** Begin **

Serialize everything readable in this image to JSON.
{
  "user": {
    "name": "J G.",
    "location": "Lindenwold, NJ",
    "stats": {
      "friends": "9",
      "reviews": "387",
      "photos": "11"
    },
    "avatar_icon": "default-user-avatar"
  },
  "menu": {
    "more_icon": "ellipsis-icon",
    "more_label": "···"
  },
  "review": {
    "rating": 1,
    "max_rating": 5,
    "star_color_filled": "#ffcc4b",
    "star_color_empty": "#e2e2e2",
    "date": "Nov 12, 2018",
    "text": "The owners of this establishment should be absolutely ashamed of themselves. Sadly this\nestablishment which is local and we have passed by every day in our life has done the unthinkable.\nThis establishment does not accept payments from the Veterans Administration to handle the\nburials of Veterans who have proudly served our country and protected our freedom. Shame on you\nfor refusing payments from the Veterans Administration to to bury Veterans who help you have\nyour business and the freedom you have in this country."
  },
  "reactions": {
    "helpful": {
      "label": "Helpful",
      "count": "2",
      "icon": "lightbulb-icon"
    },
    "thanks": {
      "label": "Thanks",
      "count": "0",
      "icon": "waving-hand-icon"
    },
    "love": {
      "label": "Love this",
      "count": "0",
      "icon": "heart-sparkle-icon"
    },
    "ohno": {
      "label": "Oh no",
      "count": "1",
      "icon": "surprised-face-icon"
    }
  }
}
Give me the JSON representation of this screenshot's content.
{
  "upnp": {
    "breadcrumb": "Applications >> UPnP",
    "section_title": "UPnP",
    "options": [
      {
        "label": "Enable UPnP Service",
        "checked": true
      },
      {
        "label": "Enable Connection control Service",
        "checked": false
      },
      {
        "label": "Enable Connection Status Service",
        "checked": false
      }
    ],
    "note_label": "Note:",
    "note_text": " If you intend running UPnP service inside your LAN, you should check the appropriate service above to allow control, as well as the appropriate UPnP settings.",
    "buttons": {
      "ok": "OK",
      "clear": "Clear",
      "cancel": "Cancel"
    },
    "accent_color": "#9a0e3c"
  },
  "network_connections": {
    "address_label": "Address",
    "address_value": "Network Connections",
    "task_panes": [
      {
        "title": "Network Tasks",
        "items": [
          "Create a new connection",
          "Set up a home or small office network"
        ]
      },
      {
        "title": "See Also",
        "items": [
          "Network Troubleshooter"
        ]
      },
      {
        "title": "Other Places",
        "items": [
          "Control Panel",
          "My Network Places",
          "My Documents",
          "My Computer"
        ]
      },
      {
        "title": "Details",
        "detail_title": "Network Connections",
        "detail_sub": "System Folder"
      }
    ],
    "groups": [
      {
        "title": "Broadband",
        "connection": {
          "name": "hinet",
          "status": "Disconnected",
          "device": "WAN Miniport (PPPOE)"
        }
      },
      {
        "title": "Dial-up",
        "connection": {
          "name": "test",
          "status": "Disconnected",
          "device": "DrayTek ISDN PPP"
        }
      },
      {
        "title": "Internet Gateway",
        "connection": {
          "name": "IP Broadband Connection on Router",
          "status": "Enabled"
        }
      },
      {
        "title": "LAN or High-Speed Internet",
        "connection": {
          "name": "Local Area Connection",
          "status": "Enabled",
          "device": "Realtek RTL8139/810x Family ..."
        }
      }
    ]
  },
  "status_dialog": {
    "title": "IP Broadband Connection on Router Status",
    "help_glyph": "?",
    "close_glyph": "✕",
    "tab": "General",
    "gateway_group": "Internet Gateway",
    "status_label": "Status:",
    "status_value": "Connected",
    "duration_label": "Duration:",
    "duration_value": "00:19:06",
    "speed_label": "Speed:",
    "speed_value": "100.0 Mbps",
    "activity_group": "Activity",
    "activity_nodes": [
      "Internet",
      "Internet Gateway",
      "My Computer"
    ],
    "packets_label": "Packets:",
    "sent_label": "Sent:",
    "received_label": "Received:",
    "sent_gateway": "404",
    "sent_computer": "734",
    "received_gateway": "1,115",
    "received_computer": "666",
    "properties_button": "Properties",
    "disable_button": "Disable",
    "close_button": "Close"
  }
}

** End **

▶ _What you have to do_
Repeat each of the entries above precisely as given.

▶ _Finished task_
Serialize everything readable in this image to JSON.
{
  "user": {
    "name": "J G.",
    "location": "Lindenwold, NJ",
    "stats": {
      "friends": "9",
      "reviews": "387",
      "photos": "11"
    },
    "avatar_icon": "default-user-avatar"
  },
  "menu": {
    "more_icon": "ellipsis-icon",
    "more_label": "···"
  },
  "review": {
    "rating": 1,
    "max_rating": 5,
    "star_color_filled": "#ffcc4b",
    "star_color_empty": "#e2e2e2",
    "date": "Nov 12, 2018",
    "text": "The owners of this establishment should be absolutely ashamed of themselves. Sadly this\nestablishment which is local and we have passed by every day in our life has done the unthinkable.\nThis establishment does not accept payments from the Veterans Administration to handle the\nburials of Veterans who have proudly served our country and protected our freedom. Shame on you\nfor refusing payments from the Veterans Administration to to bury Veterans who help you have\nyour business and the freedom you have in this country."
  },
  "reactions": {
    "helpful": {
      "label": "Helpful",
      "count": "2",
      "icon": "lightbulb-icon"
    },
    "thanks": {
      "label": "Thanks",
      "count": "0",
      "icon": "waving-hand-icon"
    },
    "love": {
      "label": "Love this",
      "count": "0",
      "icon": "heart-sparkle-icon"
    },
    "ohno": {
      "label": "Oh no",
      "count": "1",
      "icon": "surprised-face-icon"
    }
  }
}
Give me the JSON representation of this screenshot's content.
{
  "upnp": {
    "breadcrumb": "Applications >> UPnP",
    "section_title": "UPnP",
    "options": [
      {
        "label": "Enable UPnP Service",
        "checked": true
      },
      {
        "label": "Enable Connection control Service",
        "checked": false
      },
      {
        "label": "Enable Connection Status Service",
        "checked": false
      }
    ],
    "note_label": "Note:",
    "note_text": " If you intend running UPnP service inside your LAN, you should check the appropriate service above to allow control, as well as the appropriate UPnP settings.",
    "buttons": {
      "ok": "OK",
      "clear": "Clear",
      "cancel": "Cancel"
    },
    "accent_color": "#9a0e3c"
  },
  "network_connections": {
    "address_label": "Address",
    "address_value": "Network Connections",
    "task_panes": [
      {
        "title": "Network Tasks",
        "items": [
          "Create a new connection",
          "Set up a home or small office network"
        ]
      },
      {
        "title": "See Also",
        "items": [
          "Network Troubleshooter"
        ]
      },
      {
        "title": "Other Places",
        "items": [
          "Control Panel",
          "My Network Places",
          "My Documents",
          "My Computer"
        ]
      },
      {
        "title": "Details",
        "detail_title": "Network Connections",
        "detail_sub": "System Folder"
      }
    ],
    "groups": [
      {
        "title": "Broadband",
        "connection": {
          "name": "hinet",
          "status": "Disconnected",
          "device": "WAN Miniport (PPPOE)"
        }
      },
      {
        "title": "Dial-up",
        "connection": {
          "name": "test",
          "status": "Disconnected",
          "device": "DrayTek ISDN PPP"
        }
      },
      {
        "title": "Internet Gateway",
        "connection": {
          "name": "IP Broadband Connection on Router",
          "status": "Enabled"
        }
      },
      {
        "title": "LAN or High-Speed Internet",
        "connection": {
          "name": "Local Area Connection",
          "status": "Enabled",
          "device": "Realtek RTL8139/810x Family ..."
        }
      }
    ]
  },
  "status_dialog": {
    "title": "IP Broadband Connection on Router Status",
    "help_glyph": "?",
    "close_glyph": "✕",
    "tab": "General",
    "gateway_group": "Internet Gateway",
    "status_label": "Status:",
    "status_value": "Connected",
    "duration_label": "Duration:",
    "duration_value": "00:19:06",
    "speed_label": "Speed:",
    "speed_value": "100.0 Mbps",
    "activity_group": "Activity",
    "activity_nodes": [
      "Internet",
      "Internet Gateway",
      "My Computer"
    ],
    "packets_label": "Packets:",
    "sent_label": "Sent:",
    "received_label": "Received:",
    "sent_gateway": "404",
    "sent_computer": "734",
    "received_gateway": "1,115",
    "received_computer": "666",
    "properties_button": "Properties",
    "disable_button": "Disable",
    "close_button": "Close"
  }
}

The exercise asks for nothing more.